Saved data entries:
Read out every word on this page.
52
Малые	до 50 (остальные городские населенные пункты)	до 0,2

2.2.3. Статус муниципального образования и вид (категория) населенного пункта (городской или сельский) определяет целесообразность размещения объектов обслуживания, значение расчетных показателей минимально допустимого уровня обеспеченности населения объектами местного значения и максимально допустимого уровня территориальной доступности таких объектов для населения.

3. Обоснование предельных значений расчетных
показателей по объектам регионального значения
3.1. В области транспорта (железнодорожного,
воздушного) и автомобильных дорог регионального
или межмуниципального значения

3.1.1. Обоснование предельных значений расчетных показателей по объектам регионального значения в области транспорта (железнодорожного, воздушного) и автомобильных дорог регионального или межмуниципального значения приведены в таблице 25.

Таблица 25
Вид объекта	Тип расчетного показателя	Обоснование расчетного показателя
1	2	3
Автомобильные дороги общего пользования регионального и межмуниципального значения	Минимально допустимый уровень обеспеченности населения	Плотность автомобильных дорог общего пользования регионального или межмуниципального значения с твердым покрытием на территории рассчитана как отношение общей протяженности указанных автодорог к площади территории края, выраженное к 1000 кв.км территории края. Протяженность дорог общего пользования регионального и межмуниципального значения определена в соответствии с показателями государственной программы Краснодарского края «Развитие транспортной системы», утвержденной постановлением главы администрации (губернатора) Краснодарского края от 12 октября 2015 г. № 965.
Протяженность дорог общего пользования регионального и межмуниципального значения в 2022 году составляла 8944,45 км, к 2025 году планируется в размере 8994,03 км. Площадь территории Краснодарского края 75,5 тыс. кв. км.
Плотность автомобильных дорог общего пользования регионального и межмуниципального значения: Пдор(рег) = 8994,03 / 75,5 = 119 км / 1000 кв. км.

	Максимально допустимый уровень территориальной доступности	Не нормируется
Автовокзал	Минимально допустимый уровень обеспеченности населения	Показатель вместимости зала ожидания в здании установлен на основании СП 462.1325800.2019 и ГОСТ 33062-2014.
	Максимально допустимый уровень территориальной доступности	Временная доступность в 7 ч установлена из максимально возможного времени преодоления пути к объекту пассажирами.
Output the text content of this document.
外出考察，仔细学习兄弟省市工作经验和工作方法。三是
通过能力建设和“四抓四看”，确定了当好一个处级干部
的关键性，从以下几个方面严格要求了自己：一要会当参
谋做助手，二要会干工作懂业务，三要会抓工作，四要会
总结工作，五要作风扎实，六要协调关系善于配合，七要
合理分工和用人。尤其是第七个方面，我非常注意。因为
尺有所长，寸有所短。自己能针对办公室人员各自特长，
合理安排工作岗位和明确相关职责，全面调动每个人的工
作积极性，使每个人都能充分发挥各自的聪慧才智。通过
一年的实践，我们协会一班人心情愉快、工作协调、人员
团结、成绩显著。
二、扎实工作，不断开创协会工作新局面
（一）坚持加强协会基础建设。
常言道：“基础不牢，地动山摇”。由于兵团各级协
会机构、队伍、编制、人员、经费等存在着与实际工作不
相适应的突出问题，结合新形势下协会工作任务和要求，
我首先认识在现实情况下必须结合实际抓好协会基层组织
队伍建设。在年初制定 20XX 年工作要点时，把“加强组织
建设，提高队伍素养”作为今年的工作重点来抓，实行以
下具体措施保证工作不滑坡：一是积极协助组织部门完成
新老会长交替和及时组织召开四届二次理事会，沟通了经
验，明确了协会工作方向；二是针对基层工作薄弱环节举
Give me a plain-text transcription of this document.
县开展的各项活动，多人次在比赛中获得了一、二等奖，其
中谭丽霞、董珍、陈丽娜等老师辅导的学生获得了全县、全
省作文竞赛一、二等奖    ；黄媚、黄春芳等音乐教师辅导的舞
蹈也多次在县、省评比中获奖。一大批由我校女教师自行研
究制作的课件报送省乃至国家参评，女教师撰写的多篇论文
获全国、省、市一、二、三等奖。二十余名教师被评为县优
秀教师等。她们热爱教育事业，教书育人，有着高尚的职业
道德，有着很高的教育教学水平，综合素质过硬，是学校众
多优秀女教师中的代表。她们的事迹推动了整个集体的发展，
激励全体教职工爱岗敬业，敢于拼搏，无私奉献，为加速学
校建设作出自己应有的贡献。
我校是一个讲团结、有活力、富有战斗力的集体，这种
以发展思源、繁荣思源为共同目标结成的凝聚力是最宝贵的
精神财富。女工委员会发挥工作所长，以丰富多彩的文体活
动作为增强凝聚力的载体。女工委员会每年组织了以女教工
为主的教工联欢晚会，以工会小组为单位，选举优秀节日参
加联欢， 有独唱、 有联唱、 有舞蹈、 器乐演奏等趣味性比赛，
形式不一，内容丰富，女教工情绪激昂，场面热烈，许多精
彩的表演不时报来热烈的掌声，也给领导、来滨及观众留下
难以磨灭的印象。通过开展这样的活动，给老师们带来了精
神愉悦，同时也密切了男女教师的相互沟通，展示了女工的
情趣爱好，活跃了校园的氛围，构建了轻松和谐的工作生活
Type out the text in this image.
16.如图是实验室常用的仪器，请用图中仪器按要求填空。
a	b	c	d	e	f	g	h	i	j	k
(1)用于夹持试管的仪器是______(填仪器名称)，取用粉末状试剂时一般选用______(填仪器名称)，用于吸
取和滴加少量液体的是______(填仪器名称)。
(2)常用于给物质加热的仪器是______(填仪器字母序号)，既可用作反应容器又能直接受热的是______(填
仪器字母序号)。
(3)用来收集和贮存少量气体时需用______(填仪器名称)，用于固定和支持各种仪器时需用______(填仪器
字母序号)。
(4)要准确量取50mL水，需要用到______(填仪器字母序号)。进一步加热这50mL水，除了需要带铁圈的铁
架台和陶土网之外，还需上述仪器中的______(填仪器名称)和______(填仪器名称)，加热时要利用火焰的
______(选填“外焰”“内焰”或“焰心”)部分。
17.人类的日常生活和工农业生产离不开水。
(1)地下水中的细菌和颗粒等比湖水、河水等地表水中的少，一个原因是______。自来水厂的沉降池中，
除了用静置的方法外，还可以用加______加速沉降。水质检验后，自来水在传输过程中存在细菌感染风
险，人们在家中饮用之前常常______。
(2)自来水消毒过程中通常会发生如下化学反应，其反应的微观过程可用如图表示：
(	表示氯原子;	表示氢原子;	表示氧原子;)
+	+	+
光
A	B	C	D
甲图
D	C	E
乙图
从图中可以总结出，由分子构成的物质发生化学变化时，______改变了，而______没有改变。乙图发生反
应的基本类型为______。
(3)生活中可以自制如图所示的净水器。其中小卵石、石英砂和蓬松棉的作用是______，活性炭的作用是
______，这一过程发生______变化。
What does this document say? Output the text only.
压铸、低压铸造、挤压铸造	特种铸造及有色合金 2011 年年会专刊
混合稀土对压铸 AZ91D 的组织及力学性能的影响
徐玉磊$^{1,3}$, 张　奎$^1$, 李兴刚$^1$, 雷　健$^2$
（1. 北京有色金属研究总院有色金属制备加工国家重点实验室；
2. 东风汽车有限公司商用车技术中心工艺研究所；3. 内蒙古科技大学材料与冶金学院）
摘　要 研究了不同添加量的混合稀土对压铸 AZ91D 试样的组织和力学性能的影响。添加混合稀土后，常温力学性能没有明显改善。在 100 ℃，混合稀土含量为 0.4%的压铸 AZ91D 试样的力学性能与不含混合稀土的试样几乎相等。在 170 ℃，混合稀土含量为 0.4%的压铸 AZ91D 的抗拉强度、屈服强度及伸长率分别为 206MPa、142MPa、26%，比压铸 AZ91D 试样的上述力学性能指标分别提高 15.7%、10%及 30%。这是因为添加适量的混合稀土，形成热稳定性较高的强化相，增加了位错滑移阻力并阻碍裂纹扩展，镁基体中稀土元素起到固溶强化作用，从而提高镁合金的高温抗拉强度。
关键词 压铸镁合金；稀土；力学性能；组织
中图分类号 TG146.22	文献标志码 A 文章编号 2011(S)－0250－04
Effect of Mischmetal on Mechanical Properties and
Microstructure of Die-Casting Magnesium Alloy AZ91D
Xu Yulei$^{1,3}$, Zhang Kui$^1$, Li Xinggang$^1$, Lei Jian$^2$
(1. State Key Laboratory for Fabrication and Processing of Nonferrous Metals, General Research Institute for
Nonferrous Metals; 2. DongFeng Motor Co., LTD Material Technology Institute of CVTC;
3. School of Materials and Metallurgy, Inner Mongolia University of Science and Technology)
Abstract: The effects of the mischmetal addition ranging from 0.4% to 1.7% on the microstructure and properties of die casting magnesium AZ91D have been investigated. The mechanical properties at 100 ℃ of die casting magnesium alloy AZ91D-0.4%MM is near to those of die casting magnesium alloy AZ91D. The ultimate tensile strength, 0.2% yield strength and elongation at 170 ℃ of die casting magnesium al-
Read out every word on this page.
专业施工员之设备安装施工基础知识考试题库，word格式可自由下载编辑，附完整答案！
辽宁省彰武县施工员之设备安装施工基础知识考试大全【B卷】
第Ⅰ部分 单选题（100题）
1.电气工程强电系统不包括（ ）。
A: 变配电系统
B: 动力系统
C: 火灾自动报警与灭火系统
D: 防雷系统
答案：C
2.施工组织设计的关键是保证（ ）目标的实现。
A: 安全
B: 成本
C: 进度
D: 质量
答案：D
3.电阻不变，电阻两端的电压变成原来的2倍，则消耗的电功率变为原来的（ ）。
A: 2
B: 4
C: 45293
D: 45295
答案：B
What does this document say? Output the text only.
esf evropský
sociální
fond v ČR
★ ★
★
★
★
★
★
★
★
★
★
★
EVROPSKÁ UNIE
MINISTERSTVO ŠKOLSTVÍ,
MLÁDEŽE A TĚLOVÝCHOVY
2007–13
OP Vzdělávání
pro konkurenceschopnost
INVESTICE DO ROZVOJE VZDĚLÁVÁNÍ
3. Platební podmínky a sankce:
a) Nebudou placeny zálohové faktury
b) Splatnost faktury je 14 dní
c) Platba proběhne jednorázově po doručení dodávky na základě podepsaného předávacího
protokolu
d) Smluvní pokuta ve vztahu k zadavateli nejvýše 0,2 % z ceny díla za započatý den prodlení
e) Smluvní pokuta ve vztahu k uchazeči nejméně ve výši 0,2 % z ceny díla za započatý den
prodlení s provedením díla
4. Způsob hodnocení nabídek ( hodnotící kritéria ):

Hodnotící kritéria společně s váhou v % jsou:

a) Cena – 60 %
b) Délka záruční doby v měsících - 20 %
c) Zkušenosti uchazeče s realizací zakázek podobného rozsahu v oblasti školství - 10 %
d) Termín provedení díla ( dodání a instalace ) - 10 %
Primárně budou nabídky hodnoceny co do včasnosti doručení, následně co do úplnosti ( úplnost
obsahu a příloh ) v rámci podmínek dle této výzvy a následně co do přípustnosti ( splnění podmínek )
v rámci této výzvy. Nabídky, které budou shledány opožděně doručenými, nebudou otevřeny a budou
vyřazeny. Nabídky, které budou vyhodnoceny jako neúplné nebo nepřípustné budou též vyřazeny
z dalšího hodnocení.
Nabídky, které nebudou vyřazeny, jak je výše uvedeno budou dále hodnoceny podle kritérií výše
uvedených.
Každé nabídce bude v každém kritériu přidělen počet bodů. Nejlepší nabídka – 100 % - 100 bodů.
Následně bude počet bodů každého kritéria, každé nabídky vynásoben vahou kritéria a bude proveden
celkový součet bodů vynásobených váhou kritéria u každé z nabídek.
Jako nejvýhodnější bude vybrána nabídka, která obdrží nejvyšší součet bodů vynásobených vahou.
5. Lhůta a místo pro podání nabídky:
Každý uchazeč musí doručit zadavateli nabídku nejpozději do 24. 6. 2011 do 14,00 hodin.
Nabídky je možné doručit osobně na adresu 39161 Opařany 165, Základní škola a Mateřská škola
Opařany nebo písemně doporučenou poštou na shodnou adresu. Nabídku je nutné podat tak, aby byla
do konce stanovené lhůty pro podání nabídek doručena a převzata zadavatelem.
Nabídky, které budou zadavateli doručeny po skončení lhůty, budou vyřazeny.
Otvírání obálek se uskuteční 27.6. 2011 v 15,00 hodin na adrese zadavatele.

§ Exercise directions
Show the lines of the records that contain the word "Metals".

§ Written solution
(1. State Key Laboratory for Fabrication and Processing of Nonferrous Metals, General Research Institute for
Nonferrous Metals; 2. DongFeng Motor Co., LTD Material Technology Institute of CVTC;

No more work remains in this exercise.